■ **Given task**
Give a count of the lines below that have the string "name" in them, with no other words.

■ **Record set**
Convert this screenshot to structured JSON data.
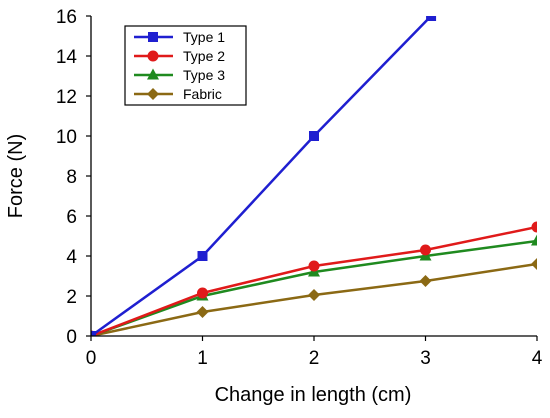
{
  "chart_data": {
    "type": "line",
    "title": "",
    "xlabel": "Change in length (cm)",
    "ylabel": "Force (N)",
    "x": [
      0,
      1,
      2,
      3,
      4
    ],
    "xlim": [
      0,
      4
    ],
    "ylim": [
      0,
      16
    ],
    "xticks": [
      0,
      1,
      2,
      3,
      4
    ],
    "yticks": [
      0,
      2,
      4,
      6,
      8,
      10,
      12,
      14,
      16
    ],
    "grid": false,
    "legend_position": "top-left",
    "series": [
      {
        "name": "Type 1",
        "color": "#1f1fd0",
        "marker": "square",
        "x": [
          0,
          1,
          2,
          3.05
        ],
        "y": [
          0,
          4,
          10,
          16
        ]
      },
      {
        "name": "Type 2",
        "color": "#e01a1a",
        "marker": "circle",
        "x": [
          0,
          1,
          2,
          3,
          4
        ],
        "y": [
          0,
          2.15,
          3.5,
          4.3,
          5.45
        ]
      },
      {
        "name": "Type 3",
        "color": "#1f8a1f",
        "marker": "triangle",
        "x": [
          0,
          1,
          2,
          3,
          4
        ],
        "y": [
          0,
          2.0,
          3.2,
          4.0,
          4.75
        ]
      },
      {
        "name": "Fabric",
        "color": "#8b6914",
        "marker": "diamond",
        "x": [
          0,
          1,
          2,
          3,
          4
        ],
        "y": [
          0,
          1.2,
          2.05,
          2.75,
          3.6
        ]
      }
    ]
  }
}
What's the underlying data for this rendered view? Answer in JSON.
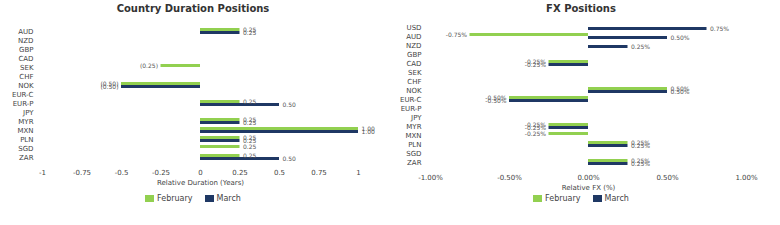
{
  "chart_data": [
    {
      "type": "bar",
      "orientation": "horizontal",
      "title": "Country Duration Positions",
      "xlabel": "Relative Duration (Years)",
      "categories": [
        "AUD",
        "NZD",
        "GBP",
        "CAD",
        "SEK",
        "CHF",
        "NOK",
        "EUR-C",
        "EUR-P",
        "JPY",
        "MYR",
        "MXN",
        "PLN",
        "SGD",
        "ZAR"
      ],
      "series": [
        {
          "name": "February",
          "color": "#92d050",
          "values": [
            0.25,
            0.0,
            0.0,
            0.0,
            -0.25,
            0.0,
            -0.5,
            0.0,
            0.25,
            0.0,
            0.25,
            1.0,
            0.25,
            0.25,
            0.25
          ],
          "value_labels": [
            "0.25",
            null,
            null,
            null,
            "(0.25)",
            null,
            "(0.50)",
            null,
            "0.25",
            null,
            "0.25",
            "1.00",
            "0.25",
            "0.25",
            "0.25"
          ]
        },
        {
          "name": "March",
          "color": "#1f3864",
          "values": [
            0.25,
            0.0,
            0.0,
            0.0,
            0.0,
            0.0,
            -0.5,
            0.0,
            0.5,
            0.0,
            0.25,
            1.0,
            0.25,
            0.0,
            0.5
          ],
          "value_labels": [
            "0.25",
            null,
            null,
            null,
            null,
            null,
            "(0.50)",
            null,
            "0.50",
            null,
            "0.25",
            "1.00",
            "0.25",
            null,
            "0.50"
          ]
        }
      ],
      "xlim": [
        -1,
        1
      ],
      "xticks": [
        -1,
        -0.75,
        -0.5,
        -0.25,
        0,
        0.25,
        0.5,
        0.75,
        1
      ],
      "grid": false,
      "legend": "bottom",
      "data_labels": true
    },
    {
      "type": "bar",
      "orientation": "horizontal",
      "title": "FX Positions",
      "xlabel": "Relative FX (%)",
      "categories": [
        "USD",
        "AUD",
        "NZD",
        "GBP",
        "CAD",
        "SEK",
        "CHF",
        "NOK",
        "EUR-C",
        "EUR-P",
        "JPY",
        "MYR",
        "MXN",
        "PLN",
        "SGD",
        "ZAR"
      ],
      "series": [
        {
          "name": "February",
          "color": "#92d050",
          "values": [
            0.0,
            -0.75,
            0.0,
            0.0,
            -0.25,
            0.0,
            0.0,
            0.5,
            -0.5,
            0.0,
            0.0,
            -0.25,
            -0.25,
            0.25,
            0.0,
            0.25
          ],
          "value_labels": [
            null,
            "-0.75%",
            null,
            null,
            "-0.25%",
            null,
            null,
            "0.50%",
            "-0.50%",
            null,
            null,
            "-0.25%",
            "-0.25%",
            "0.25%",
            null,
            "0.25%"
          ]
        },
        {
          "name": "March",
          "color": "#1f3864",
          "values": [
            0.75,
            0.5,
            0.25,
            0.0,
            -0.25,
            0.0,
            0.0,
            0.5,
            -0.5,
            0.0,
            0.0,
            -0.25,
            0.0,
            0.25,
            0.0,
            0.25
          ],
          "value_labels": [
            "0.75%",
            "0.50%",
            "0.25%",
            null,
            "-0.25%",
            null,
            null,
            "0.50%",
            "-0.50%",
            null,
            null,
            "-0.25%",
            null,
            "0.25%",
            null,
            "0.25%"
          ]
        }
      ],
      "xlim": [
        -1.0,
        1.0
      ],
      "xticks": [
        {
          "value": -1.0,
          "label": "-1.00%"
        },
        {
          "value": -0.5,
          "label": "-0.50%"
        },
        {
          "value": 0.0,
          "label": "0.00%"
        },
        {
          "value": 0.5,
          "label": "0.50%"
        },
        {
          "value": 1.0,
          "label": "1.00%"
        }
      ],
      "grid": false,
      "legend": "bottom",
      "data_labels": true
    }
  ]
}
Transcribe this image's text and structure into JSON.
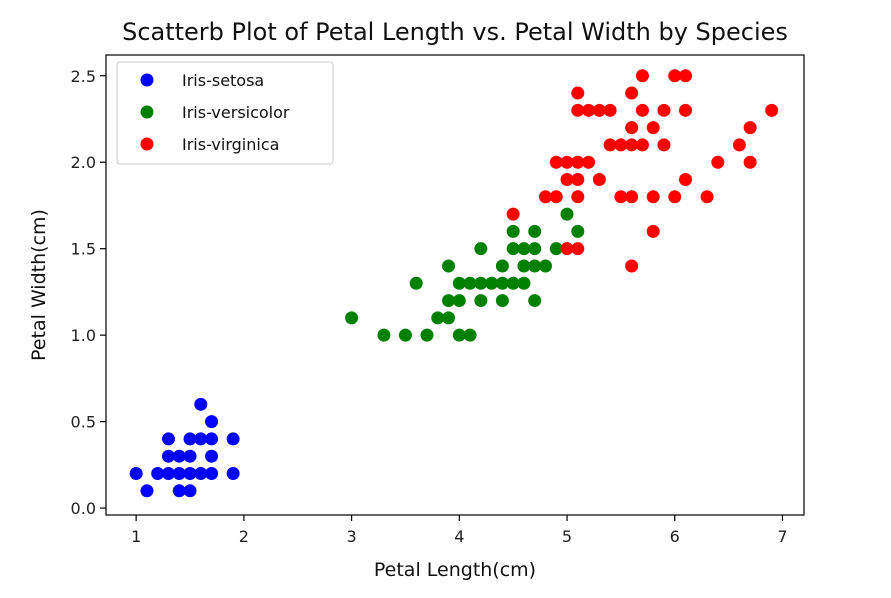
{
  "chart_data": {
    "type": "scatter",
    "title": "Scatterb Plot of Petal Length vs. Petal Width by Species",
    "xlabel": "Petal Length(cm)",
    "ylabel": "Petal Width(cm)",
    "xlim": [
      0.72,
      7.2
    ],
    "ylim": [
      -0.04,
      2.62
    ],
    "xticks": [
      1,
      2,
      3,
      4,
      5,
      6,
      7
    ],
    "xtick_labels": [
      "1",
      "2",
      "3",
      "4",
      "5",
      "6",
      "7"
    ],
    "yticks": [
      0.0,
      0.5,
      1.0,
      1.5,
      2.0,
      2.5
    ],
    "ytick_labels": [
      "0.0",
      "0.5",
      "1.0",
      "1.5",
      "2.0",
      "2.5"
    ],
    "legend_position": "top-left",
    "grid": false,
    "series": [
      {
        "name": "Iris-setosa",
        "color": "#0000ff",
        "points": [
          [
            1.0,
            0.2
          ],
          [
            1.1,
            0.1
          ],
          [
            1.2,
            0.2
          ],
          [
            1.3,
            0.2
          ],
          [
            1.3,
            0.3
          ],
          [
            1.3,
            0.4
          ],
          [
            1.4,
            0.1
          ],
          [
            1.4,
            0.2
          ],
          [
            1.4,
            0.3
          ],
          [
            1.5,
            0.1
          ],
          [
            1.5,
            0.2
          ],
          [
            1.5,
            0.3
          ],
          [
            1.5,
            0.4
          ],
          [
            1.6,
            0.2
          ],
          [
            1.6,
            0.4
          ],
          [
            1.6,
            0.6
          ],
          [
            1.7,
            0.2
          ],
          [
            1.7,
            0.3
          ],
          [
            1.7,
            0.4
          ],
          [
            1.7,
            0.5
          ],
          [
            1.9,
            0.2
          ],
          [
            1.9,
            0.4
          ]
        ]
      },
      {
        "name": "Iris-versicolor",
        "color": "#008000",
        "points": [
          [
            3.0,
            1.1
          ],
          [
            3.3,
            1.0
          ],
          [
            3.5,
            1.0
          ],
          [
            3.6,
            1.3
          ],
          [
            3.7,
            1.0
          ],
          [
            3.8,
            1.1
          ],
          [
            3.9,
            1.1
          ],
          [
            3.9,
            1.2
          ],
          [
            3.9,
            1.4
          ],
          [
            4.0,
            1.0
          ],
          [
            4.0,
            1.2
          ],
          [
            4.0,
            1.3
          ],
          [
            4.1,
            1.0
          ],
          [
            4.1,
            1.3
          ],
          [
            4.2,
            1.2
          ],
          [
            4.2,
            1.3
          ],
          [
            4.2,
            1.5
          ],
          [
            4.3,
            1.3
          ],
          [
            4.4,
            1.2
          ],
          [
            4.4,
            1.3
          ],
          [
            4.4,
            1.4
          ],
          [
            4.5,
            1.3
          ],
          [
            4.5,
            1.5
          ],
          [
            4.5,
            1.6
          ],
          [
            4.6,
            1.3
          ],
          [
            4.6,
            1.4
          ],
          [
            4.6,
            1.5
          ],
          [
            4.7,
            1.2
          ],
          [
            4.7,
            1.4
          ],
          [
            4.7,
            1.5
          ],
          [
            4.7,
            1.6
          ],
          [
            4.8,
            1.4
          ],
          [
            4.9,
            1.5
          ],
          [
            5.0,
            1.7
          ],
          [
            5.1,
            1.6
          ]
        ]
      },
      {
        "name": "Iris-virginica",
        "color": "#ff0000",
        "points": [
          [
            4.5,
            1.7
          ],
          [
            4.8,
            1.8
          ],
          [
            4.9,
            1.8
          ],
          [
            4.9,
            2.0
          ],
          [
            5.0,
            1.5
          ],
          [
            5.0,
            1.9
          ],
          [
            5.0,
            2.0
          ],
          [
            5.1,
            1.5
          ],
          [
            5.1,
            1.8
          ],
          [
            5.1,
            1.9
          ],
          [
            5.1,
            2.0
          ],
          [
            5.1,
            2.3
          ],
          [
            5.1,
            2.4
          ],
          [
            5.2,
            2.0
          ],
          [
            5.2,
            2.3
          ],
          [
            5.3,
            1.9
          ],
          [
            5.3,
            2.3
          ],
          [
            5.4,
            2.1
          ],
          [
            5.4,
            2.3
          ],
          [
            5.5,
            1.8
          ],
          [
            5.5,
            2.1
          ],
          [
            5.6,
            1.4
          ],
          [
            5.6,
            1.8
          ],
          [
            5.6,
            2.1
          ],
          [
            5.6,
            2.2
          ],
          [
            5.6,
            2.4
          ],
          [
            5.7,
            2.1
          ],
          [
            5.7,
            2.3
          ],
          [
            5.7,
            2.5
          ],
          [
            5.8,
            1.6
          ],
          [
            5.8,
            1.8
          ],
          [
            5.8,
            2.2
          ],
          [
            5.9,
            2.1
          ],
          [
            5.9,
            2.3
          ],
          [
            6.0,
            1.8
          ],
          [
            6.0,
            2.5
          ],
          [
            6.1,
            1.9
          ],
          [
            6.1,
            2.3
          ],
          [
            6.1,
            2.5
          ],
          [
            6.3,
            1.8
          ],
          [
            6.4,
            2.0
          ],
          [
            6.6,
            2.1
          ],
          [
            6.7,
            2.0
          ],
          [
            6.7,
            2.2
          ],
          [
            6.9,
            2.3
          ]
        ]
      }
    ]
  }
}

■ **Task answer**
11